* Rows
■ ■ ■ ■

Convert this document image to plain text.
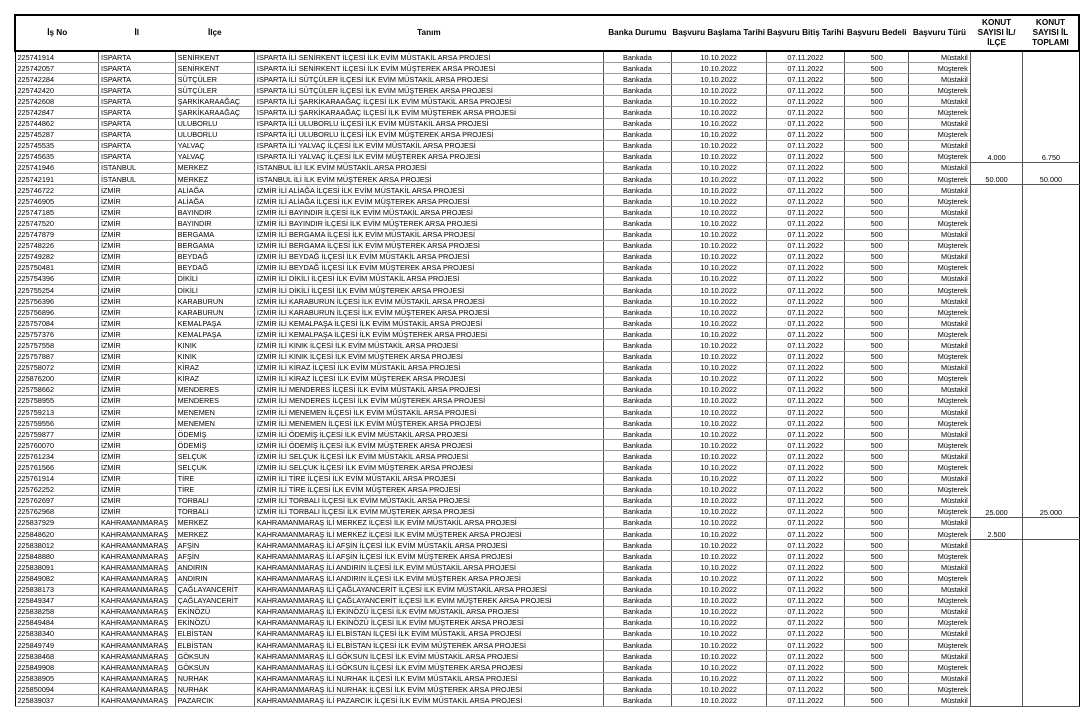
İş No	İl	İlçe	Tanım	Banka Durumu	Başvuru Başlama Tarihi	Başvuru Bitiş Tarihi	Başvuru Bedeli	Başvuru Türü	KONUT SAYISI İL/İLÇE	KONUT SAYISI İL TOPLAMI
225741914	ISPARTA	SENİRKENT	ISPARTA İLİ SENİRKENT İLÇESİ İLK EVİM MÜSTAKİL ARSA PROJESİ	Bankada	10.10.2022	07.11.2022	500	Müstakil	4.000	6.750
225742057	ISPARTA	SENİRKENT	ISPARTA İLİ SENİRKENT İLÇESİ İLK EVİM MÜŞTEREK ARSA PROJESİ	Bankada	10.10.2022	07.11.2022	500	Müşterek		
225742284	ISPARTA	SÜTÇÜLER	ISPARTA İLİ SÜTÇÜLER İLÇESİ İLK EVİM MÜSTAKİL ARSA PROJESİ	Bankada	10.10.2022	07.11.2022	500	Müstakil		
225742420	ISPARTA	SÜTÇÜLER	ISPARTA İLİ SÜTÇÜLER İLÇESİ İLK EVİM MÜŞTEREK ARSA PROJESİ	Bankada	10.10.2022	07.11.2022	500	Müşterek		
225742608	ISPARTA	ŞARKİKARAAĞAÇ	ISPARTA İLİ ŞARKİKARAAĞAÇ İLÇESİ İLK EVİM MÜSTAKİL ARSA PROJESİ	Bankada	10.10.2022	07.11.2022	500	Müstakil		
225742847	ISPARTA	ŞARKİKARAAĞAÇ	ISPARTA İLİ ŞARKİKARAAĞAÇ İLÇESİ İLK EVİM MÜŞTEREK ARSA PROJESİ	Bankada	10.10.2022	07.11.2022	500	Müşterek		
225744862	ISPARTA	ULUBORLU	ISPARTA İLİ ULUBORLU İLÇESİ İLK EVİM MÜSTAKİL ARSA PROJESİ	Bankada	10.10.2022	07.11.2022	500	Müstakil		
225745287	ISPARTA	ULUBORLU	ISPARTA İLİ ULUBORLU İLÇESİ İLK EVİM MÜŞTEREK ARSA PROJESİ	Bankada	10.10.2022	07.11.2022	500	Müşterek		
225745535	ISPARTA	YALVAÇ	ISPARTA İLİ YALVAÇ İLÇESİ İLK EVİM MÜSTAKİL ARSA PROJESİ	Bankada	10.10.2022	07.11.2022	500	Müstakil		
225745635	ISPARTA	YALVAÇ	ISPARTA İLİ YALVAÇ İLÇESİ İLK EVİM MÜŞTEREK ARSA PROJESİ	Bankada	10.10.2022	07.11.2022	500	Müşterek		
225741946	İSTANBUL	MERKEZ	İSTANBUL İLİ İLK EVİM MÜSTAKİL ARSA PROJESİ	Bankada	10.10.2022	07.11.2022	500	Müstakil	50.000	50.000
225742191	İSTANBUL	MERKEZ	İSTANBUL İLİ İLK EVİM MÜŞTEREK ARSA PROJESİ	Bankada	10.10.2022	07.11.2022	500	Müşterek		
225746722	İZMİR	ALİAĞA	İZMİR İLİ ALİAĞA İLÇESİ İLK EVİM MÜSTAKİL ARSA PROJESİ	Bankada	10.10.2022	07.11.2022	500	Müstakil	25.000	25.000
225746905	İZMİR	ALİAĞA	İZMİR İLİ ALİAĞA İLÇESİ İLK EVİM MÜŞTEREK ARSA PROJESİ	Bankada	10.10.2022	07.11.2022	500	Müşterek		
225747185	İZMİR	BAYINDIR	İZMİR İLİ BAYINDIR İLÇESİ İLK EVİM MÜSTAKİL ARSA PROJESİ	Bankada	10.10.2022	07.11.2022	500	Müstakil		
225747520	İZMİR	BAYINDIR	İZMİR İLİ BAYINDIR İLÇESİ İLK EVİM MÜŞTEREK ARSA PROJESİ	Bankada	10.10.2022	07.11.2022	500	Müşterek		
225747879	İZMİR	BERGAMA	İZMİR İLİ BERGAMA İLÇESİ İLK EVİM MÜSTAKİL ARSA PROJESİ	Bankada	10.10.2022	07.11.2022	500	Müstakil		
225748226	İZMİR	BERGAMA	İZMİR İLİ BERGAMA İLÇESİ İLK EVİM MÜŞTEREK ARSA PROJESİ	Bankada	10.10.2022	07.11.2022	500	Müşterek		
225749282	İZMİR	BEYDAĞ	İZMİR İLİ BEYDAĞ İLÇESİ İLK EVİM MÜSTAKİL ARSA PROJESİ	Bankada	10.10.2022	07.11.2022	500	Müstakil		
225750481	İZMİR	BEYDAĞ	İZMİR İLİ BEYDAĞ İLÇESİ İLK EVİM MÜŞTEREK ARSA PROJESİ	Bankada	10.10.2022	07.11.2022	500	Müşterek		
225754396	İZMİR	DİKİLİ	İZMİR İLİ DİKİLİ İLÇESİ İLK EVİM MÜSTAKİL ARSA PROJESİ	Bankada	10.10.2022	07.11.2022	500	Müstakil		
225755254	İZMİR	DİKİLİ	İZMİR İLİ DİKİLİ İLÇESİ İLK EVİM MÜŞTEREK ARSA PROJESİ	Bankada	10.10.2022	07.11.2022	500	Müşterek		
225756396	İZMİR	KARABURUN	İZMİR İLİ KARABURUN İLÇESİ İLK EVİM MÜSTAKİL ARSA PROJESİ	Bankada	10.10.2022	07.11.2022	500	Müstakil		
225756896	İZMİR	KARABURUN	İZMİR İLİ KARABURUN İLÇESİ İLK EVİM MÜŞTEREK ARSA PROJESİ	Bankada	10.10.2022	07.11.2022	500	Müşterek		
225757084	İZMİR	KEMALPAŞA	İZMİR İLİ KEMALPAŞA İLÇESİ İLK EVİM MÜSTAKİL ARSA PROJESİ	Bankada	10.10.2022	07.11.2022	500	Müstakil		
225757376	İZMİR	KEMALPAŞA	İZMİR İLİ KEMALPAŞA İLÇESİ İLK EVİM MÜŞTEREK ARSA PROJESİ	Bankada	10.10.2022	07.11.2022	500	Müşterek		
225757558	İZMİR	KINIK	İZMİR İLİ KINIK İLÇESİ İLK EVİM MÜSTAKİL ARSA PROJESİ	Bankada	10.10.2022	07.11.2022	500	Müstakil		
225757887	İZMİR	KINIK	İZMİR İLİ KINIK İLÇESİ İLK EVİM MÜŞTEREK ARSA PROJESİ	Bankada	10.10.2022	07.11.2022	500	Müşterek		
225758072	İZMİR	KİRAZ	İZMİR İLİ KİRAZ İLÇESİ İLK EVİM MÜSTAKİL ARSA PROJESİ	Bankada	10.10.2022	07.11.2022	500	Müstakil		
225876200	İZMİR	KİRAZ	İZMİR İLİ KİRAZ İLÇESİ İLK EVİM MÜŞTEREK ARSA PROJESİ	Bankada	10.10.2022	07.11.2022	500	Müşterek		
225758662	İZMİR	MENDERES	İZMİR İLİ MENDERES İLÇESİ İLK EVİM MÜSTAKİL ARSA PROJESİ	Bankada	10.10.2022	07.11.2022	500	Müstakil		
225758955	İZMİR	MENDERES	İZMİR İLİ MENDERES İLÇESİ İLK EVİM MÜŞTEREK ARSA PROJESİ	Bankada	10.10.2022	07.11.2022	500	Müşterek		
225759213	İZMİR	MENEMEN	İZMİR İLİ MENEMEN İLÇESİ İLK EVİM MÜSTAKİL ARSA PROJESİ	Bankada	10.10.2022	07.11.2022	500	Müstakil		
225759556	İZMİR	MENEMEN	İZMİR İLİ MENEMEN İLÇESİ İLK EVİM MÜŞTEREK ARSA PROJESİ	Bankada	10.10.2022	07.11.2022	500	Müşterek		
225759877	İZMİR	ÖDEMİŞ	İZMİR İLİ ÖDEMİŞ İLÇESİ İLK EVİM MÜSTAKİL ARSA PROJESİ	Bankada	10.10.2022	07.11.2022	500	Müstakil		
225760070	İZMİR	ÖDEMİŞ	İZMİR İLİ ÖDEMİŞ İLÇESİ İLK EVİM MÜŞTEREK ARSA PROJESİ	Bankada	10.10.2022	07.11.2022	500	Müşterek		
225761234	İZMİR	SELÇUK	İZMİR İLİ SELÇUK İLÇESİ İLK EVİM MÜSTAKİL ARSA PROJESİ	Bankada	10.10.2022	07.11.2022	500	Müstakil		
225761566	İZMİR	SELÇUK	İZMİR İLİ SELÇUK İLÇESİ İLK EVİM MÜŞTEREK ARSA PROJESİ	Bankada	10.10.2022	07.11.2022	500	Müşterek		
225761914	İZMİR	TİRE	İZMİR İLİ TİRE İLÇESİ İLK EVİM MÜSTAKİL ARSA PROJESİ	Bankada	10.10.2022	07.11.2022	500	Müstakil		
225762252	İZMİR	TİRE	İZMİR İLİ TİRE İLÇESİ İLK EVİM MÜŞTEREK ARSA PROJESİ	Bankada	10.10.2022	07.11.2022	500	Müşterek		
225762697	İZMİR	TORBALI	İZMİR İLİ TORBALI İLÇESİ İLK EVİM MÜSTAKİL ARSA PROJESİ	Bankada	10.10.2022	07.11.2022	500	Müstakil		
225762968	İZMİR	TORBALI	İZMİR İLİ TORBALI İLÇESİ İLK EVİM MÜŞTEREK ARSA PROJESİ	Bankada	10.10.2022	07.11.2022	500	Müşterek		
225837929	KAHRAMANMARAŞ	MERKEZ	KAHRAMANMARAŞ İLİ MERKEZ İLÇESİ İLK EVİM MÜSTAKİL ARSA PROJESİ	Bankada	10.10.2022	07.11.2022	500	Müstakil	2.500	
225848620	KAHRAMANMARAŞ	MERKEZ	KAHRAMANMARAŞ İLİ MERKEZ İLÇESİ İLK EVİM MÜŞTEREK ARSA PROJESİ	Bankada	10.10.2022	07.11.2022	500	Müşterek		
225838012	KAHRAMANMARAŞ	AFŞİN	KAHRAMANMARAŞ İLİ AFŞİN İLÇESİ İLK EVİM MÜSTAKİL ARSA PROJESİ	Bankada	10.10.2022	07.11.2022	500	Müstakil		
225848880	KAHRAMANMARAŞ	AFŞİN	KAHRAMANMARAŞ İLİ AFŞİN İLÇESİ İLK EVİM MÜŞTEREK ARSA PROJESİ	Bankada	10.10.2022	07.11.2022	500	Müşterek		
225838091	KAHRAMANMARAŞ	ANDIRIN	KAHRAMANMARAŞ İLİ ANDIRIN İLÇESİ İLK EVİM MÜSTAKİL ARSA PROJESİ	Bankada	10.10.2022	07.11.2022	500	Müstakil		
225849082	KAHRAMANMARAŞ	ANDIRIN	KAHRAMANMARAŞ İLİ ANDIRIN İLÇESİ İLK EVİM MÜŞTEREK ARSA PROJESİ	Bankada	10.10.2022	07.11.2022	500	Müşterek		
225838173	KAHRAMANMARAŞ	ÇAĞLAYANCERİT	KAHRAMANMARAŞ İLİ ÇAĞLAYANCERİT İLÇESİ İLK EVİM MÜSTAKİL ARSA PROJESİ	Bankada	10.10.2022	07.11.2022	500	Müstakil		
225849347	KAHRAMANMARAŞ	ÇAĞLAYANCERİT	KAHRAMANMARAŞ İLİ ÇAĞLAYANCERİT İLÇESİ İLK EVİM MÜŞTEREK ARSA PROJESİ	Bankada	10.10.2022	07.11.2022	500	Müşterek		
225838258	KAHRAMANMARAŞ	EKİNÖZÜ	KAHRAMANMARAŞ İLİ EKİNÖZÜ İLÇESİ İLK EVİM MÜSTAKİL ARSA PROJESİ	Bankada	10.10.2022	07.11.2022	500	Müstakil		
225849484	KAHRAMANMARAŞ	EKİNÖZÜ	KAHRAMANMARAŞ İLİ EKİNÖZÜ İLÇESİ İLK EVİM MÜŞTEREK ARSA PROJESİ	Bankada	10.10.2022	07.11.2022	500	Müşterek		
225838340	KAHRAMANMARAŞ	ELBİSTAN	KAHRAMANMARAŞ İLİ ELBİSTAN İLÇESİ İLK EVİM MÜSTAKİL ARSA PROJESİ	Bankada	10.10.2022	07.11.2022	500	Müstakil		
225849749	KAHRAMANMARAŞ	ELBİSTAN	KAHRAMANMARAŞ İLİ ELBİSTAN İLÇESİ İLK EVİM MÜŞTEREK ARSA PROJESİ	Bankada	10.10.2022	07.11.2022	500	Müşterek		
225838468	KAHRAMANMARAŞ	GÖKSUN	KAHRAMANMARAŞ İLİ GÖKSUN İLÇESİ İLK EVİM MÜSTAKİL ARSA PROJESİ	Bankada	10.10.2022	07.11.2022	500	Müstakil		
225849908	KAHRAMANMARAŞ	GÖKSUN	KAHRAMANMARAŞ İLİ GÖKSUN İLÇESİ İLK EVİM MÜŞTEREK ARSA PROJESİ	Bankada	10.10.2022	07.11.2022	500	Müşterek		
225838905	KAHRAMANMARAŞ	NURHAK	KAHRAMANMARAŞ İLİ NURHAK İLÇESİ İLK EVİM MÜSTAKİL ARSA PROJESİ	Bankada	10.10.2022	07.11.2022	500	Müstakil		
225850094	KAHRAMANMARAŞ	NURHAK	KAHRAMANMARAŞ İLİ NURHAK İLÇESİ İLK EVİM MÜŞTEREK ARSA PROJESİ	Bankada	10.10.2022	07.11.2022	500	Müşterek		
225839037	KAHRAMANMARAŞ	PAZARCIK	KAHRAMANMARAŞ İLİ PAZARCIK İLÇESİ İLK EVİM MÜSTAKİL ARSA PROJESİ	Bankada	10.10.2022	07.11.2022	500	Müstakil		
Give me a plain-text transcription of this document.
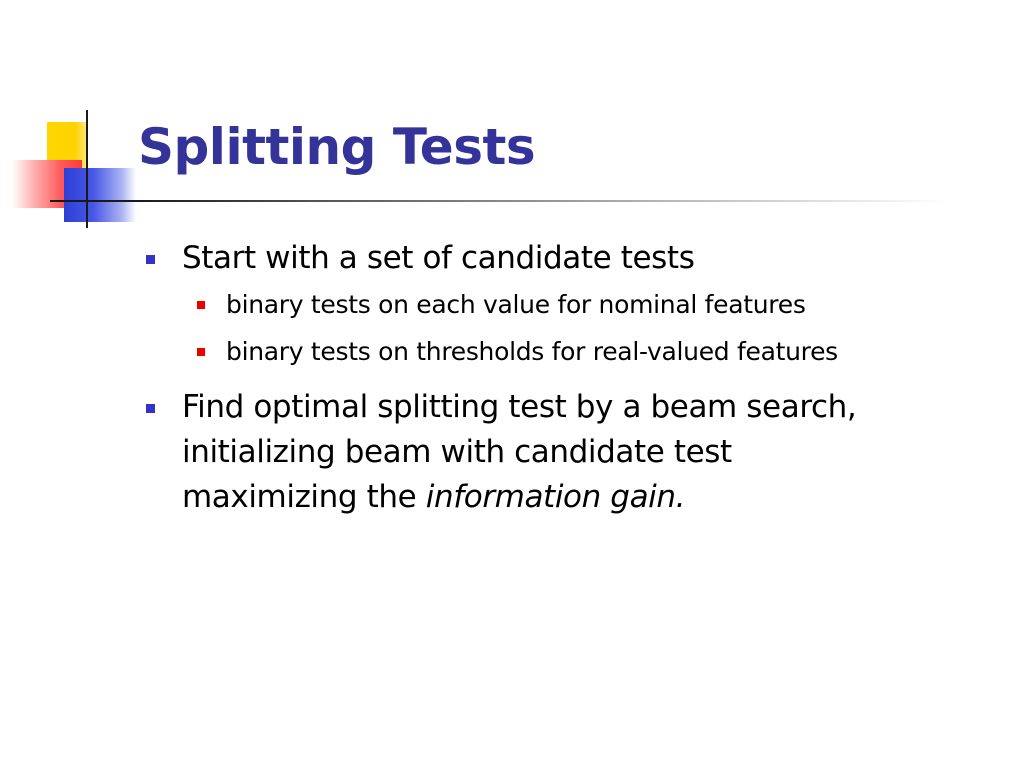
Splitting Tests
Start with a set of candidate tests
binary tests on each value for nominal features
binary tests on thresholds for real-valued features
Find optimal splitting test by a beam search,
initializing beam with candidate test
maximizing the information gain.
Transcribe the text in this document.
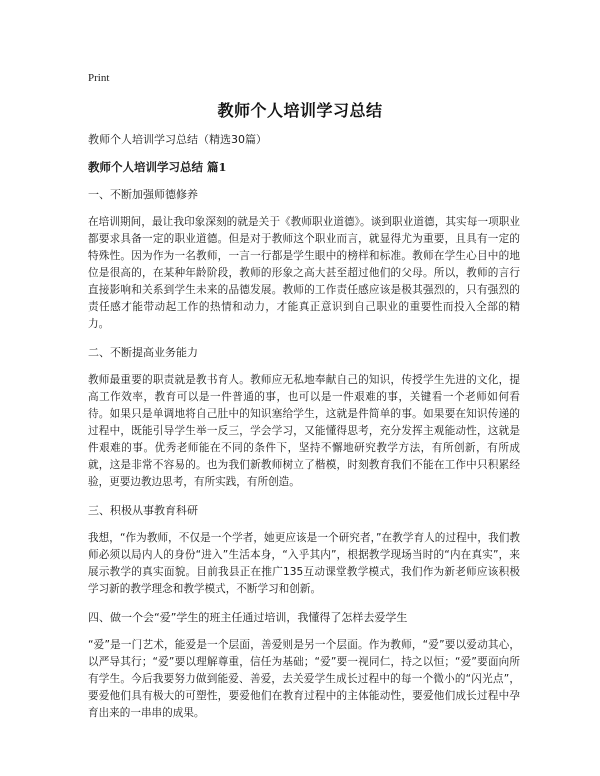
Print
教师个人培训学习总结
教师个人培训学习总结（精选30篇）
教师个人培训学习总结 篇1
一、不断加强师德修养
在培训期间，最让我印象深刻的就是关于《教师职业道德》。谈到职业道德，其实每一项职业都要求具备一定的职业道德。但是对于教师这个职业而言，就显得尤为重要，且具有一定的特殊性。因为作为一名教师，一言一行都是学生眼中的榜样和标准。教师在学生心目中的地位是很高的，在某种年龄阶段，教师的形象之高大甚至超过他们的父母。所以，教师的言行直接影响和关系到学生未来的品德发展。教师的工作责任感应该是极其强烈的，只有强烈的责任感才能带动起工作的热情和动力，才能真正意识到自己职业的重要性而投入全部的精力。
二、不断提高业务能力
教师最重要的职责就是教书育人。教师应无私地奉献自己的知识，传授学生先进的文化，提高工作效率，教育可以是一件普通的事，也可以是一件艰难的事，关键看一个老师如何看待。如果只是单调地将自己肚中的知识塞给学生，这就是件简单的事。如果要在知识传递的过程中，既能引导学生举一反三，学会学习，又能懂得思考，充分发挥主观能动性，这就是件艰难的事。优秀老师能在不同的条件下，坚持不懈地研究教学方法，有所创新，有所成就，这是非常不容易的。也为我们新教师树立了楷模，时刻教育我们不能在工作中只积累经验，更要边教边思考，有所实践，有所创造。
三、积极从事教育科研
我想，“作为教师，不仅是一个学者，她更应该是一个研究者，”在教学育人的过程中，我们教师必须以局内人的身份“进入”生活本身，“入乎其内”，根据教学现场当时的“内在真实”，来展示教学的真实面貌。目前我县正在推广135互动课堂教学模式，我们作为新老师应该积极学习新的教学理念和教学模式，不断学习和创新。
四、做一个会“爱”学生的班主任通过培训，我懂得了怎样去爱学生
“爱”是一门艺术，能爱是一个层面，善爱则是另一个层面。作为教师，“爱”要以爱动其心，以严导其行；“爱”要以理解尊重，信任为基础；“爱”要一视同仁，持之以恒；“爱”要面向所有学生。今后我要努力做到能爱、善爱，去关爱学生成长过程中的每一个微小的“闪光点”，要爱他们具有极大的可塑性，要爱他们在教育过程中的主体能动性，要爱他们成长过程中孕育出来的一串串的成果。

■ ■ ■ ■

* Directions for this task
Scan the material above for the string "MERKEZ" and return the lines that hold it.

* Result
225741946	İSTANBUL	MERKEZ	İSTANBUL İLİ İLK EVİM MÜSTAKİL ARSA PROJESİ	Bankada	10.10.2022	07.11.2022	500	Müstakil	50.000	50.000
225742191	İSTANBUL	MERKEZ	İSTANBUL İLİ İLK EVİM MÜŞTEREK ARSA PROJESİ	Bankada	10.10.2022	07.11.2022	500	Müşterek		
225837929	KAHRAMANMARAŞ	MERKEZ	KAHRAMANMARAŞ İLİ MERKEZ İLÇESİ İLK EVİM MÜSTAKİL ARSA PROJESİ	Bankada	10.10.2022	07.11.2022	500	Müstakil	2.500	
225848620	KAHRAMANMARAŞ	MERKEZ	KAHRAMANMARAŞ İLİ MERKEZ İLÇESİ İLK EVİM MÜŞTEREK ARSA PROJESİ	Bankada	10.10.2022	07.11.2022	500	Müşterek		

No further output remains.